#### What needs to be done
Answer these questions using the thread on shortening if-else chains.
(a) In the original code, what does the variable m stand for?
(b) Which pandas function does Answer 2 use to assign the grades?
(c) Which numpy function does Answer 4 use?

Is there a shorter way for if-else chains?

Question

if (80 <= m <= 100):
    g = "A"
elif (70 <= m < 80):
    g = "B"
elif (60 <= m < 70):
    g = "C"
elif (50 <= m < 60):
    g = "D"
elif (m < 50):
    g = "U"

This is basically a grade measuring piece of code that takes in value m, meaning mark, and obtains grade g. Is there a shorter not necessarily more pythonic way for the same purpose?

Thanks in advance.

Answer 1

Using Dict,

m = int(input("Enter Marks:"))

a = {'A' : 80 <= m <= 100, 'B' : 70 <= m < 80, 'C' : 60 <= m < 70, 'D' : 50 <= m < 60, 'U' : m<50}

for key, value in a.items():
    if value == True:
        print(key)

gives

Enter Marks:35
U

[Program finished]

If you want to run this on multiple entries I would suggest switching to a function that returns the letter grade for what ever value you're passing in.

Answer 2

Using pandas.cut:

import numpy as np
import pandas as pd

bins = [-np.inf, 50, 60, 70, 80, 100]
labels=list('UDCBA')
print(pd.cut(pd.Series(m), bins=bins, labels=labels).iat[0])
# D

This is particularly applicable if you have more than one grade:

grades = np.random.randint(low=45, high=99, size=5)  # 5 grades

print(pd.cut(pd.Series(grades), bins=bins, labels=labels).tolist())
# ['U', 'C', 'A', 'A', 'A']

Answer 3

Don't change your code. It's readable and easy maintainable.

In general, skip "smart" one-liners, because compilers/interpreters can understand your code easily, but humans can have hard times to understand it.

Answer 4

If numpy is acceptable there is searchsorted. Free bonus: it can handle an entire list of marks in one go:

import numpy as np

bnds = np.arange(50, 90, 10)
grades = np.array(list('UDCBA'))

marks = [52, 16, 50, 80, 69, 99]

result = grades[np.searchsorted(bnds, marks, side='right')]

print(result)

# ['D' 'U' 'D' 'A' 'C' 'A']

Answer 5

I'll exploit the single answer and touching ranges to reduce the number of comparisons, but also express the lookup table's structure using a tuple unpacking.

if m <= 100:
    g = next(grade for grade, belowscore in
           (('U',50), ('D',60), ('C',70), ('B',80), ('A',100+1))
           if m < belowscore)

This uses a generator expression to process a list of similar tests, shortcutting by reading only one result. This is inspired by LISP's conditional operation. Haskell has a similar thing in pattern guards.

Answer 6

Firstly, you can simplify by removing one of the bounds:

if m >= 80:
    g = "A"
elif m >= 70:
    g = "B"
elif m >= 60:
    g = "C"
elif m >= 50:
    g = "D"
else:  # default catch-all
    g = "U"

#### Material
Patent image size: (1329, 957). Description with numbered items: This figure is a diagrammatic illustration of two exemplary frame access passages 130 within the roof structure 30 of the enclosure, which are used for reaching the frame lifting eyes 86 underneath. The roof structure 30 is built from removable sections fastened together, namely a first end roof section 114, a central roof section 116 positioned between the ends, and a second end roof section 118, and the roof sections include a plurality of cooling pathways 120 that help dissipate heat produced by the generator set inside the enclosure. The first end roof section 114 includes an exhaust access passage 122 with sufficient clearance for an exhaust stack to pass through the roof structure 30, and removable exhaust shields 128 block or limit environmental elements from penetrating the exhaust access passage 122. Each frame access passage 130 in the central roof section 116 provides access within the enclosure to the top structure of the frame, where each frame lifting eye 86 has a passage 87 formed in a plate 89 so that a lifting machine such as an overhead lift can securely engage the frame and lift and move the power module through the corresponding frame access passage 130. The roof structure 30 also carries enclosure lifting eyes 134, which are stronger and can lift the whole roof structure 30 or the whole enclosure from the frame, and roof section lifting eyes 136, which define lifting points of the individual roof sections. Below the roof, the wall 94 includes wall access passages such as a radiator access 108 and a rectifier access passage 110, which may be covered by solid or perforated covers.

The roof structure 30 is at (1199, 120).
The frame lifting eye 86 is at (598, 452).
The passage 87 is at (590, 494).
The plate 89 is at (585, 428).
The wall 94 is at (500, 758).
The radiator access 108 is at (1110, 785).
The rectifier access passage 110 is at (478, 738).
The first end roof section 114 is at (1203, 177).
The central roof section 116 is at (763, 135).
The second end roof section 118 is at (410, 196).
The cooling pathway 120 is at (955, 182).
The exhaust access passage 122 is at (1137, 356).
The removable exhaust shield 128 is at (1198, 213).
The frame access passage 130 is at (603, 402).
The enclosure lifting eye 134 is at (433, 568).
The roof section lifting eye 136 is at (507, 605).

#### Written response
(a) The mark.
(b) pandas.cut.
(c) searchsorted.